* _Material provided_:

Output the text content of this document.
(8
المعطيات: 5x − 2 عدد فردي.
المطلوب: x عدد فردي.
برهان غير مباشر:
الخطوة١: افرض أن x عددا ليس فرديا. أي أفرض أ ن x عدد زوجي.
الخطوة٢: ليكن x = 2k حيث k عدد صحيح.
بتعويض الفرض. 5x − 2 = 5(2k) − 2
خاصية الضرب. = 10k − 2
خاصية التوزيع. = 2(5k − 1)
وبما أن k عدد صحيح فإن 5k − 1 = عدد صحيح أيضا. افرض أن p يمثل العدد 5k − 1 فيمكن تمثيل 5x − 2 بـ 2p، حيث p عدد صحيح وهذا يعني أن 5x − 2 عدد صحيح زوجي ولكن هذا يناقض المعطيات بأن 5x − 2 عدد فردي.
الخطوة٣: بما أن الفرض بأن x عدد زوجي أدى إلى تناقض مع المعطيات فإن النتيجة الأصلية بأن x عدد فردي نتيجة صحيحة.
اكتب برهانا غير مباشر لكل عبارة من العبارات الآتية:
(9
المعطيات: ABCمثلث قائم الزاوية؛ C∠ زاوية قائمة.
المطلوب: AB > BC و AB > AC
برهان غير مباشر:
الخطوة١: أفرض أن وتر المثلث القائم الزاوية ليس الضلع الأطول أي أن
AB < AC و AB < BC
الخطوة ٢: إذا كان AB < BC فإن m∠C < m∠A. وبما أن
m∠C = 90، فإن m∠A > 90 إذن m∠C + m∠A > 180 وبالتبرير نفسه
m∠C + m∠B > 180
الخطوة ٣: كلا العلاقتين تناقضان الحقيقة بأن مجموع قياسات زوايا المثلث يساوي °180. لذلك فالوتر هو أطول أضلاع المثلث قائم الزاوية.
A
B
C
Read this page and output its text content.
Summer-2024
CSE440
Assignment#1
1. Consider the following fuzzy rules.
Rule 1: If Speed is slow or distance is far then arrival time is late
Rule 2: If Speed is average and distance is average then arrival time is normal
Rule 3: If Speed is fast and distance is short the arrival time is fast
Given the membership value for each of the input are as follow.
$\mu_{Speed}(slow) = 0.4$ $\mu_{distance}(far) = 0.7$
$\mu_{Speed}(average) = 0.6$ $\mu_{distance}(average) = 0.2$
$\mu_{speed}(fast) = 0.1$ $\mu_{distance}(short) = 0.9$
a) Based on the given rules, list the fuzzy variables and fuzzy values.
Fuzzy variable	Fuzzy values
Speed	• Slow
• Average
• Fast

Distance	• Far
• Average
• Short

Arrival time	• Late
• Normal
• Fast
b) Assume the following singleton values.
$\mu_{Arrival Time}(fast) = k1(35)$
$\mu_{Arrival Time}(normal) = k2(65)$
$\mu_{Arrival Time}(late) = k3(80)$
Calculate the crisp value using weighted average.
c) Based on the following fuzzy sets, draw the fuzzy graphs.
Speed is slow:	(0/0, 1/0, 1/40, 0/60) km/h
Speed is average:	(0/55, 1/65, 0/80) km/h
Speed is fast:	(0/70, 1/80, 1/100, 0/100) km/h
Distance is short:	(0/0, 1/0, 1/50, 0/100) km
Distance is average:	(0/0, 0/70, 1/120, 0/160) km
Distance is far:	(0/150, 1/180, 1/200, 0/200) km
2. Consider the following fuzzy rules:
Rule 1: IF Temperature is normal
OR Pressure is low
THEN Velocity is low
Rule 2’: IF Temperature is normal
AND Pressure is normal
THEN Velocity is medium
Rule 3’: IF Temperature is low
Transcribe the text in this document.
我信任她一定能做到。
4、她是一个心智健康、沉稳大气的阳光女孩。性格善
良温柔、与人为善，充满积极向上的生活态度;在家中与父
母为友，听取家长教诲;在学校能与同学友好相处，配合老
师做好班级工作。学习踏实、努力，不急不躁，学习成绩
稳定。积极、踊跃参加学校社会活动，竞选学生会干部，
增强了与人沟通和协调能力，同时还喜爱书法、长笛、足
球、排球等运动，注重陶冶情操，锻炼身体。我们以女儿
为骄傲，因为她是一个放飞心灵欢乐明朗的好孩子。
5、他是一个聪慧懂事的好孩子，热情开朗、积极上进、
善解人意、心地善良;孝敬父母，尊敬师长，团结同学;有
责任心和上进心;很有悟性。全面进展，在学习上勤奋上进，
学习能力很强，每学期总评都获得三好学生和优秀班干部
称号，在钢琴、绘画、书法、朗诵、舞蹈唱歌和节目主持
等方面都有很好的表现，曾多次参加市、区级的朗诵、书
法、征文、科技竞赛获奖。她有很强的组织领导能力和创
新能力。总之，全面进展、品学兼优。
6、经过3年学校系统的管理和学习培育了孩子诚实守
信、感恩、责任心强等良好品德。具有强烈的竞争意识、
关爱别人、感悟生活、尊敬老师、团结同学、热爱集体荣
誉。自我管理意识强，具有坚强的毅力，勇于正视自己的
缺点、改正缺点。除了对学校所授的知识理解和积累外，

* _Goal of the exercise_:
Return the listing above word for word.

* _Response for this exercise_:
Output the text content of this document.
(8
المعطيات: 5x − 2 عدد فردي.
المطلوب: x عدد فردي.
برهان غير مباشر:
الخطوة١: افرض أن x عددا ليس فرديا. أي أفرض أ ن x عدد زوجي.
الخطوة٢: ليكن x = 2k حيث k عدد صحيح.
بتعويض الفرض. 5x − 2 = 5(2k) − 2
خاصية الضرب. = 10k − 2
خاصية التوزيع. = 2(5k − 1)
وبما أن k عدد صحيح فإن 5k − 1 = عدد صحيح أيضا. افرض أن p يمثل العدد 5k − 1 فيمكن تمثيل 5x − 2 بـ 2p، حيث p عدد صحيح وهذا يعني أن 5x − 2 عدد صحيح زوجي ولكن هذا يناقض المعطيات بأن 5x − 2 عدد فردي.
الخطوة٣: بما أن الفرض بأن x عدد زوجي أدى إلى تناقض مع المعطيات فإن النتيجة الأصلية بأن x عدد فردي نتيجة صحيحة.
اكتب برهانا غير مباشر لكل عبارة من العبارات الآتية:
(9
المعطيات: ABCمثلث قائم الزاوية؛ C∠ زاوية قائمة.
المطلوب: AB > BC و AB > AC
برهان غير مباشر:
الخطوة١: أفرض أن وتر المثلث القائم الزاوية ليس الضلع الأطول أي أن
AB < AC و AB < BC
الخطوة ٢: إذا كان AB < BC فإن m∠C < m∠A. وبما أن
m∠C = 90، فإن m∠A > 90 إذن m∠C + m∠A > 180 وبالتبرير نفسه
m∠C + m∠B > 180
الخطوة ٣: كلا العلاقتين تناقضان الحقيقة بأن مجموع قياسات زوايا المثلث يساوي °180. لذلك فالوتر هو أطول أضلاع المثلث قائم الزاوية.
A
B
C
Read this page and output its text content.
Summer-2024
CSE440
Assignment#1
1. Consider the following fuzzy rules.
Rule 1: If Speed is slow or distance is far then arrival time is late
Rule 2: If Speed is average and distance is average then arrival time is normal
Rule 3: If Speed is fast and distance is short the arrival time is fast
Given the membership value for each of the input are as follow.
$\mu_{Speed}(slow) = 0.4$ $\mu_{distance}(far) = 0.7$
$\mu_{Speed}(average) = 0.6$ $\mu_{distance}(average) = 0.2$
$\mu_{speed}(fast) = 0.1$ $\mu_{distance}(short) = 0.9$
a) Based on the given rules, list the fuzzy variables and fuzzy values.
Fuzzy variable	Fuzzy values
Speed	• Slow
• Average
• Fast

Distance	• Far
• Average
• Short

Arrival time	• Late
• Normal
• Fast
b) Assume the following singleton values.
$\mu_{Arrival Time}(fast) = k1(35)$
$\mu_{Arrival Time}(normal) = k2(65)$
$\mu_{Arrival Time}(late) = k3(80)$
Calculate the crisp value using weighted average.
c) Based on the following fuzzy sets, draw the fuzzy graphs.
Speed is slow:	(0/0, 1/0, 1/40, 0/60) km/h
Speed is average:	(0/55, 1/65, 0/80) km/h
Speed is fast:	(0/70, 1/80, 1/100, 0/100) km/h
Distance is short:	(0/0, 1/0, 1/50, 0/100) km
Distance is average:	(0/0, 0/70, 1/120, 0/160) km
Distance is far:	(0/150, 1/180, 1/200, 0/200) km
2. Consider the following fuzzy rules:
Rule 1: IF Temperature is normal
OR Pressure is low
THEN Velocity is low
Rule 2’: IF Temperature is normal
AND Pressure is normal
THEN Velocity is medium
Rule 3’: IF Temperature is low
Transcribe the text in this document.
我信任她一定能做到。
4、她是一个心智健康、沉稳大气的阳光女孩。性格善
良温柔、与人为善，充满积极向上的生活态度;在家中与父
母为友，听取家长教诲;在学校能与同学友好相处，配合老
师做好班级工作。学习踏实、努力，不急不躁，学习成绩
稳定。积极、踊跃参加学校社会活动，竞选学生会干部，
增强了与人沟通和协调能力，同时还喜爱书法、长笛、足
球、排球等运动，注重陶冶情操，锻炼身体。我们以女儿
为骄傲，因为她是一个放飞心灵欢乐明朗的好孩子。
5、他是一个聪慧懂事的好孩子，热情开朗、积极上进、
善解人意、心地善良;孝敬父母，尊敬师长，团结同学;有
责任心和上进心;很有悟性。全面进展，在学习上勤奋上进，
学习能力很强，每学期总评都获得三好学生和优秀班干部
称号，在钢琴、绘画、书法、朗诵、舞蹈唱歌和节目主持
等方面都有很好的表现，曾多次参加市、区级的朗诵、书
法、征文、科技竞赛获奖。她有很强的组织领导能力和创
新能力。总之，全面进展、品学兼优。
6、经过3年学校系统的管理和学习培育了孩子诚实守
信、感恩、责任心强等良好品德。具有强烈的竞争意识、
关爱别人、感悟生活、尊敬老师、团结同学、热爱集体荣
誉。自我管理意识强，具有坚强的毅力，勇于正视自己的
缺点、改正缺点。除了对学校所授的知识理解和积累外，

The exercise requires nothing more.